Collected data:

begin

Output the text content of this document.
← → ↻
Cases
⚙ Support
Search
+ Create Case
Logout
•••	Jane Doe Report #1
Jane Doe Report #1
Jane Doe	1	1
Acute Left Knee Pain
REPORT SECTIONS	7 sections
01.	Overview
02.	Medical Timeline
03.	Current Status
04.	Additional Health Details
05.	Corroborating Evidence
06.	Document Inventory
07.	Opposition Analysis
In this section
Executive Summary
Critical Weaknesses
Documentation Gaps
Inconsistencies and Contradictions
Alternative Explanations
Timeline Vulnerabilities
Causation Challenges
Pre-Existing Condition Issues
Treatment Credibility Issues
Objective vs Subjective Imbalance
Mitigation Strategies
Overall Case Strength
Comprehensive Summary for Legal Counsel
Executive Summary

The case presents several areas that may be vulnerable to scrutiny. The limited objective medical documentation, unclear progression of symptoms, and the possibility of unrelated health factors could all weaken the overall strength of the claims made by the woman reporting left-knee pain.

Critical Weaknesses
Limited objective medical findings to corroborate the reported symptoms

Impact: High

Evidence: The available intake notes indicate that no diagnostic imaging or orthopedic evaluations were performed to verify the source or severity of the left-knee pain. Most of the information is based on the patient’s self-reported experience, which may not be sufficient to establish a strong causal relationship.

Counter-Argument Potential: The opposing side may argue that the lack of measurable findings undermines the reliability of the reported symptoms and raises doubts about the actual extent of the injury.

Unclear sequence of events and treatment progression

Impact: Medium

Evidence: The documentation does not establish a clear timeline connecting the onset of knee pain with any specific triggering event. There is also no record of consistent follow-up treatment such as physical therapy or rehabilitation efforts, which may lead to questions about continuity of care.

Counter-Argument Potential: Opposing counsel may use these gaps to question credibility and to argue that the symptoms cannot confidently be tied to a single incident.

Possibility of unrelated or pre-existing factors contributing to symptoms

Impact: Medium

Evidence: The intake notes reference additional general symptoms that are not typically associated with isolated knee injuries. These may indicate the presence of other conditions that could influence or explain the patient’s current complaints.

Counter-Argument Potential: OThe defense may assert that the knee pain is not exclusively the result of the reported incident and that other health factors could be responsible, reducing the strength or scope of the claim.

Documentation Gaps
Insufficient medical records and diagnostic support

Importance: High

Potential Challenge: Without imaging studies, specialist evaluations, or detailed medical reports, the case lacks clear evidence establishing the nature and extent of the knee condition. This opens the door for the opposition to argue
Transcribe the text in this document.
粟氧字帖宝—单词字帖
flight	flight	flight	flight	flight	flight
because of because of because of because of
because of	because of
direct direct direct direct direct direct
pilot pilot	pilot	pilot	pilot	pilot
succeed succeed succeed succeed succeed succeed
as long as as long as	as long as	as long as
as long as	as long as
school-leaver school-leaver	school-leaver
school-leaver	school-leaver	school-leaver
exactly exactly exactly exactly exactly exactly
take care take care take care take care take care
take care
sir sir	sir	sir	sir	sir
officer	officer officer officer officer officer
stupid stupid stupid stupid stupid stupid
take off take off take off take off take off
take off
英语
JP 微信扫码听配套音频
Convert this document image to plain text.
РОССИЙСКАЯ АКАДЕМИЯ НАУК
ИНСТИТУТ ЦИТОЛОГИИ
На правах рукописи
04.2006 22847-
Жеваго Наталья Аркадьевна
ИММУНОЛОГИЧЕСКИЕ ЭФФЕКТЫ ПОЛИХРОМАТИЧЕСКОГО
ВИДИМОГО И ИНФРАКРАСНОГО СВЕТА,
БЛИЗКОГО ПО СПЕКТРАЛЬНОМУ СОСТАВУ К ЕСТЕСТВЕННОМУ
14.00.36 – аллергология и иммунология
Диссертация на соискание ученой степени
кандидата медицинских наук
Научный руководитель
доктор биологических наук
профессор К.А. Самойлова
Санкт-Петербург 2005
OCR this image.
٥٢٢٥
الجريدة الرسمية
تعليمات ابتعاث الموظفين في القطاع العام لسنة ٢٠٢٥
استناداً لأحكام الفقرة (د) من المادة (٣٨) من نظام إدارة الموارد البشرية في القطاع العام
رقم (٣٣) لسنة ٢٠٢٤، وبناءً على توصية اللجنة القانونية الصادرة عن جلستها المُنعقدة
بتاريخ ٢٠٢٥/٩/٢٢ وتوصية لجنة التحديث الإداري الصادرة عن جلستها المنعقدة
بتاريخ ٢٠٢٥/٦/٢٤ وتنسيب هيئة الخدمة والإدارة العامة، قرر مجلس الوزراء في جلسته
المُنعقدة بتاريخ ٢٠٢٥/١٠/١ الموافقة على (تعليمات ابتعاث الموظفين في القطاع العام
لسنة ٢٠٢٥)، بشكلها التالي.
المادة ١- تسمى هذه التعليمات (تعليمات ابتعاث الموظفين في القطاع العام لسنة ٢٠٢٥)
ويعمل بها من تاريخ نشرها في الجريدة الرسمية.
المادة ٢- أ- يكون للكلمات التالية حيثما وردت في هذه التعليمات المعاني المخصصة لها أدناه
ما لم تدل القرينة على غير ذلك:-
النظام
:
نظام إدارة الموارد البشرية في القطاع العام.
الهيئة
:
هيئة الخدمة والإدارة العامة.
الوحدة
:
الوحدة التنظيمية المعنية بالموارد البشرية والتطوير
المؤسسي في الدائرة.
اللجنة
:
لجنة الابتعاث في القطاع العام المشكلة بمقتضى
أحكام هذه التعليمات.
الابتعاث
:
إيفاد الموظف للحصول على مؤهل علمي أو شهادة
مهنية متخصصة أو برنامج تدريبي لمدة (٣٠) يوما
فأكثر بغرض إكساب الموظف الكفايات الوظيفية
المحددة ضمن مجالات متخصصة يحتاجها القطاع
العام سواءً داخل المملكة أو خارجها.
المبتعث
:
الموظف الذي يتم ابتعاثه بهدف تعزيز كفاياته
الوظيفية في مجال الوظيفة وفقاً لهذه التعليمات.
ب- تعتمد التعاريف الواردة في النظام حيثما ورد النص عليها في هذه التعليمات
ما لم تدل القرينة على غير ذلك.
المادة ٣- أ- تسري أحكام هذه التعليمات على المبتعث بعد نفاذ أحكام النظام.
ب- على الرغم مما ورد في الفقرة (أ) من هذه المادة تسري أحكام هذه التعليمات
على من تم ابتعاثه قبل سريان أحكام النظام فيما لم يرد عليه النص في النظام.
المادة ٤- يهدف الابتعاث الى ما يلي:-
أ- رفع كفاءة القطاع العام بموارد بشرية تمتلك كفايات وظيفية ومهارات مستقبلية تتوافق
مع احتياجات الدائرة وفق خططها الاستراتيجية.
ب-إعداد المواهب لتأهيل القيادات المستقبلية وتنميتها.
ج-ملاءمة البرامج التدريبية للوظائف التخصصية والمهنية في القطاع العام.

end

▶ [PROBLEM TO SOLVE]
Please list every line of the records that contains "العامة".

▶ [CORRECT RESULT]
بتاريخ ٢٠٢٥/٦/٢٤ وتنسيب هيئة الخدمة والإدارة العامة، قرر مجلس الوزراء في جلسته
هيئة الخدمة والإدارة العامة.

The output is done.